| PASSAGE TO READ |
^^^^^^^^^^^^^^^^

The worldview Mike Stivic was preaching so stridently is now in its closing days, it seems to me.  The broadly liberal movement of Western culture of the last 200-plus years - that is to say, an enlightened progress in politics and society towards freedom and fairness, liberty and justice for all - or as the French put it, liberté, égalité, fraternité - that movement has gone to seed, and picked out favorites for special treatment.  (Some animals are more equal than others.)  Consequently, there has been a great reaction against what liberalism became in the last 50 years.  Somehow, it's gone off track.

I read once where Bill Clinton said, "There are two kinds of people:  either you think that what happened in the 1960s was great, or you don't."  I remember the 1960s rather differently from the majority view, having grown up in a small Southern city (not a small town), which never had any civil rights protests; all that stuff was on TV, not where I lived.  There were two colleges there, but I only ever heard of one protest, probably after the Kent State tragedy, when the local paper reported a "die-in" on the college green.  The Vietnam War was just not a topic of conversation among us high-school kids, nor as far as I can recall, among the adults. There were military bases in the area, but antiwar protests were, as I said, far-away stuff you saw on TV.

The placid tenor of the 1950s lingered long in the South - politeness was the rule, not politics.  Apart from the newspaper headlines and the evening news on TV, the 1960s were a time of sunshine and blue skies, little homework and light household chores for a schoolboy, and should have been much happier for me - but sadly, my parents divorced in the middle of the decade, with all the tears and conflicts you might expect to follow.  My mom and I moved to a big city, and for the rest of the decade I was lucky to get to ride some of the fine old streamliners before Amtrak took over, as I shuttled back and forth between parents, about a thousand miles round trip.

^^^^^^^^^^^^^^^^

| STORED ROWS |
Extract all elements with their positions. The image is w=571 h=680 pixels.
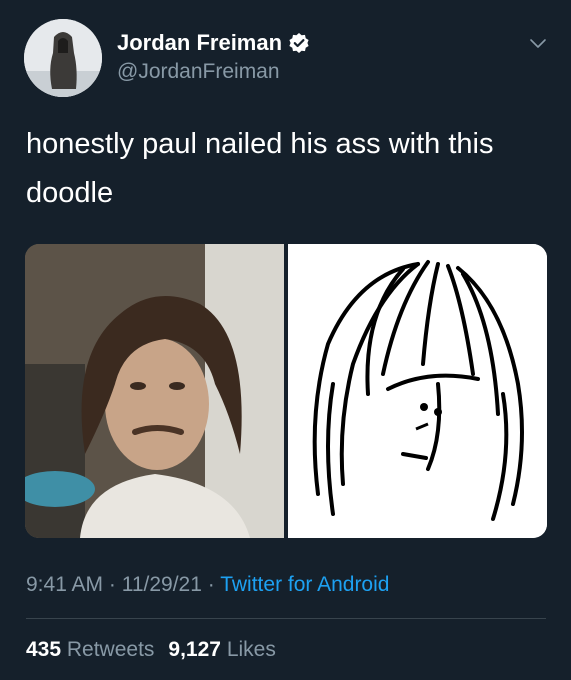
meta-separator: · bbox=[201, 573, 221, 596]
tweet-text: honestly paul nailed his ass with this d… bbox=[26, 128, 494, 209]
tweet-date[interactable]: 11/29/21 bbox=[122, 573, 202, 596]
media-photo[interactable] bbox=[25, 244, 284, 538]
media-grid bbox=[25, 244, 547, 538]
tweet-source-link[interactable]: Twitter for Android bbox=[220, 573, 389, 596]
likes-stat[interactable]: 9,127 Likes bbox=[168, 638, 275, 661]
retweets-count: 435 bbox=[26, 638, 62, 661]
verified-badge-icon bbox=[288, 32, 310, 54]
tweet-stats: 435 Retweets 9,127 Likes bbox=[26, 638, 276, 662]
divider bbox=[26, 618, 546, 619]
retweets-stat[interactable]: 435 Retweets bbox=[26, 638, 154, 661]
chevron-down-icon[interactable] bbox=[528, 33, 548, 53]
tweet-card: Jordan Freiman @JordanFreiman honestly p… bbox=[0, 0, 571, 680]
tweet-metadata: 9:41 AM · 11/29/21 · Twitter for Android bbox=[26, 573, 389, 597]
likes-count: 9,127 bbox=[168, 638, 221, 661]
media-doodle[interactable] bbox=[288, 244, 547, 538]
likes-label: Likes bbox=[220, 638, 276, 661]
retweets-label: Retweets bbox=[61, 638, 155, 661]
display-name-text: Jordan Freiman bbox=[117, 30, 283, 55]
meta-separator: · bbox=[103, 573, 122, 596]
display-name[interactable]: Jordan Freiman bbox=[117, 30, 310, 56]
user-handle[interactable]: @JordanFreiman bbox=[117, 60, 280, 84]
tweet-time[interactable]: 9:41 AM bbox=[26, 573, 103, 596]
avatar[interactable] bbox=[24, 19, 102, 97]
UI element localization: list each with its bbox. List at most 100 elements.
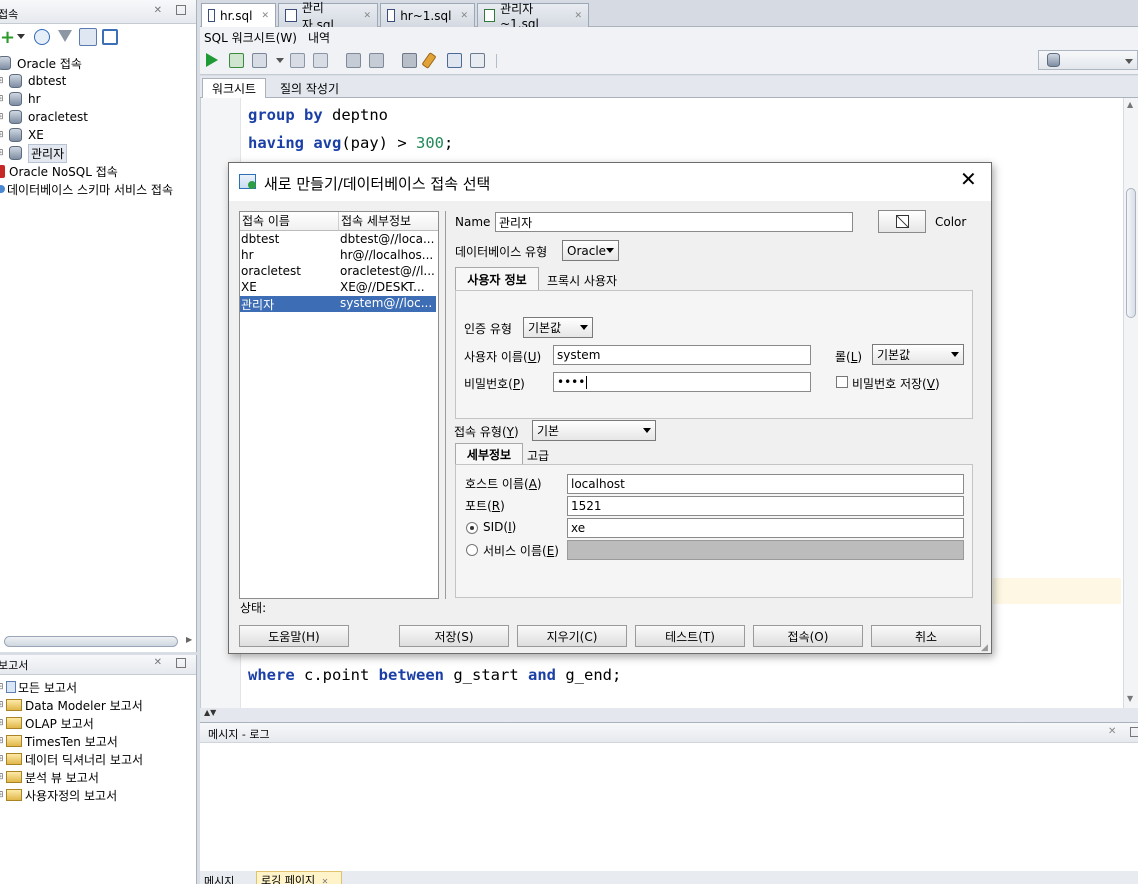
unshared-sql-icon[interactable] (402, 53, 417, 68)
tree-item-olap[interactable]: ⊞ OLAP 보고서 (0, 714, 94, 732)
database-type-select[interactable]: Oracle (562, 240, 619, 261)
expand-icon[interactable]: ⊞ (0, 148, 6, 158)
scroll-right-icon[interactable]: ▶ (186, 635, 192, 644)
chevron-down-icon[interactable] (276, 58, 284, 63)
port-input[interactable]: 1521 (567, 496, 964, 516)
splitter[interactable] (445, 211, 446, 599)
connection-selector[interactable] (1038, 50, 1138, 70)
scroll-up-icon[interactable]: ▲ (1127, 100, 1133, 109)
tree-item-timesten[interactable]: ⊞ TimesTen 보고서 (0, 732, 118, 750)
tree-item-nosql[interactable]: Oracle NoSQL 접속 (0, 162, 118, 180)
connection-row-hr[interactable]: hr hr@//localhos... (240, 248, 436, 264)
close-icon[interactable]: ✕ (322, 877, 329, 884)
connect-button[interactable]: 접속(O) (753, 625, 863, 647)
tree-item-dbtest[interactable]: ⊞ dbtest (0, 72, 66, 90)
tab-admin-sql[interactable]: 관리자.sql ✕ (278, 1, 378, 32)
tab-messages[interactable]: 메시지 (204, 873, 234, 884)
tab-history[interactable]: 내역 (308, 29, 330, 46)
close-icon[interactable]: ✕ (1108, 726, 1116, 737)
close-icon[interactable]: ✕ (574, 11, 582, 21)
tree-item-admin[interactable]: ⊞ 관리자 (0, 143, 68, 163)
tab-proxy-user[interactable]: 프록시 사용자 (547, 272, 617, 289)
close-icon[interactable]: ✕ (154, 657, 162, 668)
minimize-icon[interactable] (1130, 727, 1138, 737)
expand-icon[interactable]: ⊞ (0, 94, 6, 104)
sql-history-icon[interactable] (447, 53, 462, 68)
run-statement-icon[interactable] (206, 53, 218, 67)
connection-row-xe[interactable]: XE XE@//DESKT... (240, 280, 436, 296)
tree-item-analytic-view[interactable]: ⊞ 분석 뷰 보고서 (0, 768, 99, 786)
tab-user-info[interactable]: 사용자 정보 (455, 267, 539, 291)
tree-item-schema-service[interactable]: 데이터베이스 스키마 서비스 접속 (0, 180, 173, 198)
clear-button[interactable]: 지우기(C) (517, 625, 627, 647)
close-icon[interactable]: ✕ (261, 11, 269, 21)
connection-type-select[interactable]: 기본 (532, 420, 656, 441)
close-icon[interactable]: ✕ (960, 169, 977, 189)
explain-plan-icon[interactable] (290, 53, 305, 68)
minimize-icon[interactable] (176, 5, 186, 15)
auth-type-select[interactable]: 기본값 (523, 317, 593, 338)
close-icon[interactable]: ✕ (460, 11, 468, 21)
expand-icon[interactable]: ⊞ (0, 76, 6, 86)
chevron-down-icon[interactable] (17, 34, 25, 39)
service-name-input[interactable] (567, 540, 964, 560)
tree-item-xe[interactable]: ⊞ XE (0, 126, 44, 144)
minimize-icon[interactable] (176, 658, 186, 668)
save-button[interactable]: 저장(S) (399, 625, 509, 647)
commit-icon[interactable] (346, 53, 361, 68)
scroll-down-icon[interactable]: ▼ (1127, 694, 1133, 703)
connection-row-oracletest[interactable]: oracletest oracletest@//l... (240, 264, 436, 280)
tab-worksheet[interactable]: 워크시트 (202, 78, 266, 98)
expand-icon[interactable]: ⊞ (0, 112, 6, 122)
schema-browser-icon[interactable] (79, 28, 97, 46)
filter-icon[interactable] (58, 30, 72, 42)
tree-item-user-defined[interactable]: ⊞ 사용자정의 보고서 (0, 786, 117, 804)
sid-radio[interactable] (466, 522, 478, 534)
collapse-arrows-icon[interactable]: ▲▼ (204, 708, 216, 717)
color-picker-button[interactable] (878, 210, 926, 233)
service-name-radio[interactable] (466, 544, 478, 556)
tab-hr-sql[interactable]: hr.sql ✕ (201, 3, 276, 27)
sid-input[interactable]: xe (567, 518, 964, 538)
tree-item-hr[interactable]: ⊞ hr (0, 90, 41, 108)
close-icon[interactable]: ✕ (154, 5, 162, 16)
test-button[interactable]: 테스트(T) (635, 625, 745, 647)
scrollbar-thumb[interactable] (1126, 188, 1136, 318)
rollback-icon[interactable] (369, 53, 384, 68)
username-input[interactable]: system (553, 345, 811, 365)
sql-tuning-icon[interactable] (313, 53, 328, 68)
role-select[interactable]: 기본값 (872, 344, 964, 365)
tab-hr1-sql[interactable]: hr~1.sql ✕ (380, 3, 475, 27)
connection-row-admin[interactable]: 관리자 system@//loc... (240, 296, 436, 312)
name-input[interactable]: 관리자 (495, 212, 853, 232)
horizontal-scrollbar[interactable] (4, 636, 178, 647)
run-script-icon[interactable] (229, 53, 244, 68)
expand-icon[interactable]: ⊞ (0, 130, 6, 140)
splitter[interactable]: ▲▼ (200, 708, 1138, 722)
help-button[interactable]: 도움말(H) (239, 625, 349, 647)
add-connection-icon[interactable]: + (0, 29, 15, 47)
tab-advanced[interactable]: 고급 (527, 447, 549, 464)
hostname-input[interactable]: localhost (567, 474, 964, 494)
eraser-icon[interactable] (421, 52, 437, 69)
tab-details[interactable]: 세부정보 (455, 443, 523, 465)
tree-item-oracle-connections[interactable]: Oracle 접속 (0, 54, 82, 72)
column-header-name[interactable]: 접속 이름 (240, 212, 339, 230)
format-icon[interactable] (470, 53, 485, 68)
cancel-button[interactable]: 취소 (871, 625, 981, 647)
tree-item-all-reports[interactable]: ⊟ 모든 보고서 (0, 678, 77, 696)
save-password-checkbox[interactable] (836, 376, 848, 388)
tree-item-data-dictionary[interactable]: ⊞ 데이터 딕셔너리 보고서 (0, 750, 143, 768)
autotrace-icon[interactable] (252, 53, 267, 68)
sort-icon[interactable] (102, 29, 118, 45)
close-icon[interactable]: ✕ (363, 11, 371, 21)
resize-grip-icon[interactable]: ◢ (981, 643, 988, 653)
tab-query-builder[interactable]: 질의 작성기 (280, 80, 339, 97)
tree-item-oracletest[interactable]: ⊞ oracletest (0, 108, 88, 126)
connection-row-dbtest[interactable]: dbtest dbtest@//loca... (240, 232, 436, 248)
vertical-scrollbar[interactable]: ▲ ▼ (1123, 98, 1138, 708)
tree-item-data-modeler[interactable]: ⊞ Data Modeler 보고서 (0, 696, 143, 714)
password-input[interactable]: •••• (553, 372, 811, 392)
tab-admin1-sql[interactable]: 관리자~1.sql ✕ (477, 2, 589, 31)
tab-logging-page[interactable]: 로깅 페이지 ✕ (256, 871, 342, 884)
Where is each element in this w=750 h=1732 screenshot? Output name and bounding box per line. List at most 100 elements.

^^^^^^^^^^^^^^^^

| EXERCISE REQUIREMENTS |
The passage recalling the 1960s describes progress in politics and society moving toward several ideals. List every one of them.

| SOLVED PROBLEM |
Freedom, fairness, liberty, justice for all